Dataset records
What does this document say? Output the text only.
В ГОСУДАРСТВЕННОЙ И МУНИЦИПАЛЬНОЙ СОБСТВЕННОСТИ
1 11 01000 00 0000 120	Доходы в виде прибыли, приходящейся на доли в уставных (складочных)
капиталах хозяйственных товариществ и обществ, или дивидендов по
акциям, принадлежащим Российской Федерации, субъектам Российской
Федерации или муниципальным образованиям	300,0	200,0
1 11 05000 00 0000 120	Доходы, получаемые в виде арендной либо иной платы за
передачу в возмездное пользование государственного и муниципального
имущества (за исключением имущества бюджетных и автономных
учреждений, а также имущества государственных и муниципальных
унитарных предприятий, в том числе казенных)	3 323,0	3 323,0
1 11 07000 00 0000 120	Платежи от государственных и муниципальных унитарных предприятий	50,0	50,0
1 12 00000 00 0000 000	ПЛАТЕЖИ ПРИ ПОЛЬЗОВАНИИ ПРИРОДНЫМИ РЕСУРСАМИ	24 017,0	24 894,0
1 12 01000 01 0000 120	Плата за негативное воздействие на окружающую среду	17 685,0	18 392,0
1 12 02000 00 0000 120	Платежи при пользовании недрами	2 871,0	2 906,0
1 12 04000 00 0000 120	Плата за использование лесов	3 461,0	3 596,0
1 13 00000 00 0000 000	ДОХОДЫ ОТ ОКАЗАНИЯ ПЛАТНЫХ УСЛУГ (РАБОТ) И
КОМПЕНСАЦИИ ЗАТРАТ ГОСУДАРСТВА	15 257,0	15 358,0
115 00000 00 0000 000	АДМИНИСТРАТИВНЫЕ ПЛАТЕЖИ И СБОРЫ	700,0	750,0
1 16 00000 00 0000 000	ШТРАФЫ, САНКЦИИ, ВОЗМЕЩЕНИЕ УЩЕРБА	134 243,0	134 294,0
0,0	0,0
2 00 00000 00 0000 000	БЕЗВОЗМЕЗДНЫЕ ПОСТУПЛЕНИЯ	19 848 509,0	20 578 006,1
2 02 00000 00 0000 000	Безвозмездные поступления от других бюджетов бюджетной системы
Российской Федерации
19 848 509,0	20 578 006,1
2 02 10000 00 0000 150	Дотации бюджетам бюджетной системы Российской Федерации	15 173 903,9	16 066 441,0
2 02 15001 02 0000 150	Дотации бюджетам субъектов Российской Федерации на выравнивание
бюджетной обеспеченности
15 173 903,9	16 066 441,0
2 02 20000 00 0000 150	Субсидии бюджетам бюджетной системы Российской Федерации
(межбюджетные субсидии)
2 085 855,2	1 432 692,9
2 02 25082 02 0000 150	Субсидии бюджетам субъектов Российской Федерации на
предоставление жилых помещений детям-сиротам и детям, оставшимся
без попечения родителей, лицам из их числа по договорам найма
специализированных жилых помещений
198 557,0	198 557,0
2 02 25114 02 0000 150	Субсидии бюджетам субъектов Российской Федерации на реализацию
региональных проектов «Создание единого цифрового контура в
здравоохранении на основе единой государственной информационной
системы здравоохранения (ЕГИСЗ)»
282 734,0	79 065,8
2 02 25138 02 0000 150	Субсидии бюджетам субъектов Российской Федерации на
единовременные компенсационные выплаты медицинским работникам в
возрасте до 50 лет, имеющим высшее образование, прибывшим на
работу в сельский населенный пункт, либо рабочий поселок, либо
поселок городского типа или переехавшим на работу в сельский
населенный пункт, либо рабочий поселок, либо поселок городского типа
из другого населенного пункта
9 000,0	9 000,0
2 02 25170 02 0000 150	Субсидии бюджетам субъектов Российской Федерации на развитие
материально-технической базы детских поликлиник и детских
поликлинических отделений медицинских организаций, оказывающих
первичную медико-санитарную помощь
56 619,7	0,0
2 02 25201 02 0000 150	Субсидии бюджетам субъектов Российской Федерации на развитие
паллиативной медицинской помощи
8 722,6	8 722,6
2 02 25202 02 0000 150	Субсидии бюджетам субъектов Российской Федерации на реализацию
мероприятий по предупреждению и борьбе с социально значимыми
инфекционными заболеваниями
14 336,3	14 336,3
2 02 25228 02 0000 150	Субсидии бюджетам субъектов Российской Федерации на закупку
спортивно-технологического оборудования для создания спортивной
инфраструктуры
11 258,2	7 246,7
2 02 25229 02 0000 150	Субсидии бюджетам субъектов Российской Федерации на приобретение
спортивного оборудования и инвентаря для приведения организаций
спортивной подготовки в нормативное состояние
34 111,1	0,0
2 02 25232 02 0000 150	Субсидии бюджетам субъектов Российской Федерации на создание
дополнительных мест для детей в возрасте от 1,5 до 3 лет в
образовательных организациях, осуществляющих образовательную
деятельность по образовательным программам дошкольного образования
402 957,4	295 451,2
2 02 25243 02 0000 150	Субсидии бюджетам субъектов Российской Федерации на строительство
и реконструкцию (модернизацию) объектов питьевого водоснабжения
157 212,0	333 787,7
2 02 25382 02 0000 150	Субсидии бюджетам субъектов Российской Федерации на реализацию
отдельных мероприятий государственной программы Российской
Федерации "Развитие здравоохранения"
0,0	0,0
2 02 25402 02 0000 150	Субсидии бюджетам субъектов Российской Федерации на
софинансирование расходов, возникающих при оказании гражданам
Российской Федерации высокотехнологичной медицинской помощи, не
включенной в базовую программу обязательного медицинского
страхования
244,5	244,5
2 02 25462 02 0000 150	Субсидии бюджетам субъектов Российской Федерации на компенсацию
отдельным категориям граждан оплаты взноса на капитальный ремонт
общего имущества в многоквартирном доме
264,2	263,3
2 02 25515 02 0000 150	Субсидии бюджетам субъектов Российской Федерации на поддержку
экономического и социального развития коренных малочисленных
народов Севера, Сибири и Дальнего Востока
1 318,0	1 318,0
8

What this task involves: Wherever a line in the data above holds "унитарных", copy that line.

Response to the task:
унитарных предприятий, в том числе казенных)	3 323,0	3 323,0
1 11 07000 00 0000 120	Платежи от государственных и муниципальных унитарных предприятий	50,0	50,0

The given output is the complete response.